(Stored data)
┌──
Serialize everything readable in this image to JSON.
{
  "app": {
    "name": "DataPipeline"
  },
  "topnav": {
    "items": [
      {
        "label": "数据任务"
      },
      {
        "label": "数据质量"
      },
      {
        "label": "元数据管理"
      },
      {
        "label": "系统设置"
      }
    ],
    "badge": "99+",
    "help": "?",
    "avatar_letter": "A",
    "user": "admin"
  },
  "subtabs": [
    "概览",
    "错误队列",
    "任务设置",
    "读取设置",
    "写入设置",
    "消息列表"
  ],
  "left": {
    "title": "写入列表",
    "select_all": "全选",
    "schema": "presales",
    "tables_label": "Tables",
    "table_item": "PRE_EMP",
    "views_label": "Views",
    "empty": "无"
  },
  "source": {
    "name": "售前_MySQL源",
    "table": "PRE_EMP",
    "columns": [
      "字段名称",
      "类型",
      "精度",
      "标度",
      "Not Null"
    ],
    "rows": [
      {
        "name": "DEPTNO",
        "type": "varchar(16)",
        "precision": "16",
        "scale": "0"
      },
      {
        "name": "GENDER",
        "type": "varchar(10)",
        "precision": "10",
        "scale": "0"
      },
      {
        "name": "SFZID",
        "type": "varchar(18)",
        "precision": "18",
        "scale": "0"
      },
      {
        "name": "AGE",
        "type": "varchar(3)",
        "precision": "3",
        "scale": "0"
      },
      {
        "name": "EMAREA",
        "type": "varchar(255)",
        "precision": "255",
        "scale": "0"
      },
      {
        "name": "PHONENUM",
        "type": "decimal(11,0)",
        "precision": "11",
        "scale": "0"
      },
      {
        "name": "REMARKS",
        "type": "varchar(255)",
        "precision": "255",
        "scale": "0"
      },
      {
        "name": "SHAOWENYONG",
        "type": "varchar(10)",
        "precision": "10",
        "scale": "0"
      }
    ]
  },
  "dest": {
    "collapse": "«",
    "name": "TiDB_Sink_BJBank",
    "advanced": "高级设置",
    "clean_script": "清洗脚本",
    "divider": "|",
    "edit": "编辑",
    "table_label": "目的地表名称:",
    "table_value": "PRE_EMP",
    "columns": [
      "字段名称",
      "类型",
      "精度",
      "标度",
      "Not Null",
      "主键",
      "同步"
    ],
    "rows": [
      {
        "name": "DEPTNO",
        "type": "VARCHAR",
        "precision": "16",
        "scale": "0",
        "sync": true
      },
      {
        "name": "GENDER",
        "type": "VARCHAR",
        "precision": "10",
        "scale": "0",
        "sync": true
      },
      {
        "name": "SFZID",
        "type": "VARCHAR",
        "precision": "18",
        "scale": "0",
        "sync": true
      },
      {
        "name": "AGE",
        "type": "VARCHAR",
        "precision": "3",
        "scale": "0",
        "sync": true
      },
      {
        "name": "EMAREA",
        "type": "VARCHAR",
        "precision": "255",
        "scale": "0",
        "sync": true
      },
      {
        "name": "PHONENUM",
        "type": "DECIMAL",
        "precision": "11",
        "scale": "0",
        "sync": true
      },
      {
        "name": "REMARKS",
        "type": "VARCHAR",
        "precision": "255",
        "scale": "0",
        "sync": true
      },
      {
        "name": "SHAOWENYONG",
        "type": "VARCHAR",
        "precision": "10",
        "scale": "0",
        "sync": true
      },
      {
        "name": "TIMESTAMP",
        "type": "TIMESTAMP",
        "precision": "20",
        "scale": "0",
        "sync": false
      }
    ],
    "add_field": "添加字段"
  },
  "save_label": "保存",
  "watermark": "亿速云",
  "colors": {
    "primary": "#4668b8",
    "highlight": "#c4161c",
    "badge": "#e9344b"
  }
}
└──
**OBJECTIVE**: Output the data above exactly, please, line for line.

**EXERCISE RESPONSE**:
Serialize everything readable in this image to JSON.
{
  "app": {
    "name": "DataPipeline"
  },
  "topnav": {
    "items": [
      {
        "label": "数据任务"
      },
      {
        "label": "数据质量"
      },
      {
        "label": "元数据管理"
      },
      {
        "label": "系统设置"
      }
    ],
    "badge": "99+",
    "help": "?",
    "avatar_letter": "A",
    "user": "admin"
  },
  "subtabs": [
    "概览",
    "错误队列",
    "任务设置",
    "读取设置",
    "写入设置",
    "消息列表"
  ],
  "left": {
    "title": "写入列表",
    "select_all": "全选",
    "schema": "presales",
    "tables_label": "Tables",
    "table_item": "PRE_EMP",
    "views_label": "Views",
    "empty": "无"
  },
  "source": {
    "name": "售前_MySQL源",
    "table": "PRE_EMP",
    "columns": [
      "字段名称",
      "类型",
      "精度",
      "标度",
      "Not Null"
    ],
    "rows": [
      {
        "name": "DEPTNO",
        "type": "varchar(16)",
        "precision": "16",
        "scale": "0"
      },
      {
        "name": "GENDER",
        "type": "varchar(10)",
        "precision": "10",
        "scale": "0"
      },
      {
        "name": "SFZID",
        "type": "varchar(18)",
        "precision": "18",
        "scale": "0"
      },
      {
        "name": "AGE",
        "type": "varchar(3)",
        "precision": "3",
        "scale": "0"
      },
      {
        "name": "EMAREA",
        "type": "varchar(255)",
        "precision": "255",
        "scale": "0"
      },
      {
        "name": "PHONENUM",
        "type": "decimal(11,0)",
        "precision": "11",
        "scale": "0"
      },
      {
        "name": "REMARKS",
        "type": "varchar(255)",
        "precision": "255",
        "scale": "0"
      },
      {
        "name": "SHAOWENYONG",
        "type": "varchar(10)",
        "precision": "10",
        "scale": "0"
      }
    ]
  },
  "dest": {
    "collapse": "«",
    "name": "TiDB_Sink_BJBank",
    "advanced": "高级设置",
    "clean_script": "清洗脚本",
    "divider": "|",
    "edit": "编辑",
    "table_label": "目的地表名称:",
    "table_value": "PRE_EMP",
    "columns": [
      "字段名称",
      "类型",
      "精度",
      "标度",
      "Not Null",
      "主键",
      "同步"
    ],
    "rows": [
      {
        "name": "DEPTNO",
        "type": "VARCHAR",
        "precision": "16",
        "scale": "0",
        "sync": true
      },
      {
        "name": "GENDER",
        "type": "VARCHAR",
        "precision": "10",
        "scale": "0",
        "sync": true
      },
      {
        "name": "SFZID",
        "type": "VARCHAR",
        "precision": "18",
        "scale": "0",
        "sync": true
      },
      {
        "name": "AGE",
        "type": "VARCHAR",
        "precision": "3",
        "scale": "0",
        "sync": true
      },
      {
        "name": "EMAREA",
        "type": "VARCHAR",
        "precision": "255",
        "scale": "0",
        "sync": true
      },
      {
        "name": "PHONENUM",
        "type": "DECIMAL",
        "precision": "11",
        "scale": "0",
        "sync": true
      },
      {
        "name": "REMARKS",
        "type": "VARCHAR",
        "precision": "255",
        "scale": "0",
        "sync": true
      },
      {
        "name": "SHAOWENYONG",
        "type": "VARCHAR",
        "precision": "10",
        "scale": "0",
        "sync": true
      },
      {
        "name": "TIMESTAMP",
        "type": "TIMESTAMP",
        "precision": "20",
        "scale": "0",
        "sync": false
      }
    ],
    "add_field": "添加字段"
  },
  "save_label": "保存",
  "watermark": "亿速云",
  "colors": {
    "primary": "#4668b8",
    "highlight": "#c4161c",
    "badge": "#e9344b"
  }
}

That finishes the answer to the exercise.